• **Work required**: In the entries, find all lines that hold the word "this" and copy them.
++++++++
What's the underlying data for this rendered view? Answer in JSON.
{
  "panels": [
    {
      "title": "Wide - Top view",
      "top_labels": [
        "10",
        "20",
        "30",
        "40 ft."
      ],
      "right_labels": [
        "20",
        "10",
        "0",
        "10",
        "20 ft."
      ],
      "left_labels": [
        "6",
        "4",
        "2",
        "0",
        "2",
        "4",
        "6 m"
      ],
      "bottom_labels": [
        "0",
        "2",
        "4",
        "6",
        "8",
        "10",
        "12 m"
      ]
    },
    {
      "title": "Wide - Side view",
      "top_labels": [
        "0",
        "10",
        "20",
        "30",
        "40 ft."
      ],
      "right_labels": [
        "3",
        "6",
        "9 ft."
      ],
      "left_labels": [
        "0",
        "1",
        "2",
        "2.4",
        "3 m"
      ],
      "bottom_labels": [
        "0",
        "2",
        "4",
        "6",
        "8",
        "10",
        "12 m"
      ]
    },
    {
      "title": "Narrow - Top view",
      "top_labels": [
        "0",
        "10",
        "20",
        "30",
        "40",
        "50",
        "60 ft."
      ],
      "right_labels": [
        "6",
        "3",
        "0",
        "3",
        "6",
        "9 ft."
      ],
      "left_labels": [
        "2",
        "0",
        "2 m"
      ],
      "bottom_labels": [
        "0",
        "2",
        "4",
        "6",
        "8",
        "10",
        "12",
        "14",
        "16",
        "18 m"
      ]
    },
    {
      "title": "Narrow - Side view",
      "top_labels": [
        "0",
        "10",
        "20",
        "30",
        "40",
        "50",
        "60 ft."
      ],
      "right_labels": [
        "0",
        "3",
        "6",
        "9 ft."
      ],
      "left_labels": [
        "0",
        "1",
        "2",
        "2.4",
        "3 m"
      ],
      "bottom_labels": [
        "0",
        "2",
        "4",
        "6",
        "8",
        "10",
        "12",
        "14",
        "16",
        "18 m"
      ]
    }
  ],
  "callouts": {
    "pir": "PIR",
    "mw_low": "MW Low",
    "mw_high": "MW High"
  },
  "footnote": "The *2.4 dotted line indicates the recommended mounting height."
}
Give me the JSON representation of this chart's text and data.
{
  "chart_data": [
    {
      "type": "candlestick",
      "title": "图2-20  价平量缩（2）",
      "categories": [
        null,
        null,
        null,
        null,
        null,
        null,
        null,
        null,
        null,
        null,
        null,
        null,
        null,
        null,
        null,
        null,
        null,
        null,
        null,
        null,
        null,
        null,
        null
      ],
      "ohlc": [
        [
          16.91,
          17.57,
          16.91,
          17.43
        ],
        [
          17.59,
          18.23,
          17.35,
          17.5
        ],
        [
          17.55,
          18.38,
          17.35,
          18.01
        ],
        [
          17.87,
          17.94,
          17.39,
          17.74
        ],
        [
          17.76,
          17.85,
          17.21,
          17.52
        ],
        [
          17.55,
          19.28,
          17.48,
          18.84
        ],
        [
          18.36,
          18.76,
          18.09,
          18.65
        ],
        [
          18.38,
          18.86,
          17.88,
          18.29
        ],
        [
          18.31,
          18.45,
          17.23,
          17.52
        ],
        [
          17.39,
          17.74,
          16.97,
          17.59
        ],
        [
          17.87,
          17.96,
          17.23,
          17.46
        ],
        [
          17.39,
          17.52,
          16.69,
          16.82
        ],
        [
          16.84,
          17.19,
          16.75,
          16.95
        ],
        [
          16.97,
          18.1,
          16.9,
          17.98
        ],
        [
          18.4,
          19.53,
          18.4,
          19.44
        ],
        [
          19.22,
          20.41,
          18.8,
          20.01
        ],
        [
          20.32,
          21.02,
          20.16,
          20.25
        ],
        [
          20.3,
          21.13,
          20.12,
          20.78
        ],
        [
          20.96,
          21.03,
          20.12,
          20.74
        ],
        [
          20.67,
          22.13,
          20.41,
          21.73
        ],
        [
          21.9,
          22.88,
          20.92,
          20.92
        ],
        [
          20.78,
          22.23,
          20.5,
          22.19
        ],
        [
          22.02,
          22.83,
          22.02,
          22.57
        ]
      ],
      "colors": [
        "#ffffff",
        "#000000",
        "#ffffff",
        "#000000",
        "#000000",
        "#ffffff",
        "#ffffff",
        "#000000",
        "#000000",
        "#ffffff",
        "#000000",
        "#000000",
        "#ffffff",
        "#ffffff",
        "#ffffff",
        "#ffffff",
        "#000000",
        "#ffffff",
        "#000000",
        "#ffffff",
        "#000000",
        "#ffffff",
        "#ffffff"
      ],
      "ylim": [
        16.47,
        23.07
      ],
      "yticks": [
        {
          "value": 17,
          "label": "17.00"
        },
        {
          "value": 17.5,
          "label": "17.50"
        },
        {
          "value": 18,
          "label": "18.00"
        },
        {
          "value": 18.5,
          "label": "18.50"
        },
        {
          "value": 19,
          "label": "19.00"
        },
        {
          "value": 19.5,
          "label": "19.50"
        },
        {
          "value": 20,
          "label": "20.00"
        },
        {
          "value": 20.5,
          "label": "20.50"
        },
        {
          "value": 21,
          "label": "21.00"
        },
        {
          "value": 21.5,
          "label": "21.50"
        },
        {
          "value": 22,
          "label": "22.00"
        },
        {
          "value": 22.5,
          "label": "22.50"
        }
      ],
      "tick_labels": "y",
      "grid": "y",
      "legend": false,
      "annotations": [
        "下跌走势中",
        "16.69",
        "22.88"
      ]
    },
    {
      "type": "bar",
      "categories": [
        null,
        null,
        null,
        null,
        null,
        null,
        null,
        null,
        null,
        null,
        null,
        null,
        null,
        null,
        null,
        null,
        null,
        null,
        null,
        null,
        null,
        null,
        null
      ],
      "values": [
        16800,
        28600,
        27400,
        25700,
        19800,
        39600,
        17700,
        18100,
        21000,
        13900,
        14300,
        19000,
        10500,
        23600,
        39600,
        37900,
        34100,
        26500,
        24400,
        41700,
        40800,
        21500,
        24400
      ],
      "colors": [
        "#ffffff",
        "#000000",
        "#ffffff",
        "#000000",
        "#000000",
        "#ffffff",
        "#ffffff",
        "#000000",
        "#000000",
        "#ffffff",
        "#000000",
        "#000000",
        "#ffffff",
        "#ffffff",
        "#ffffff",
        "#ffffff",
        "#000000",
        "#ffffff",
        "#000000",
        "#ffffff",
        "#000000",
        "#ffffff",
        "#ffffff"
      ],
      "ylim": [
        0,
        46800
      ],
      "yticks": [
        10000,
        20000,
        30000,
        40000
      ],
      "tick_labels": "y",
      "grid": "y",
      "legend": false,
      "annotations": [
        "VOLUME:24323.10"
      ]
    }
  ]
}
++++++++
• **Output of the task**:
What's the underlying data for this rendered view? Answer in JSON.
Give me the JSON representation of this chart's text and data.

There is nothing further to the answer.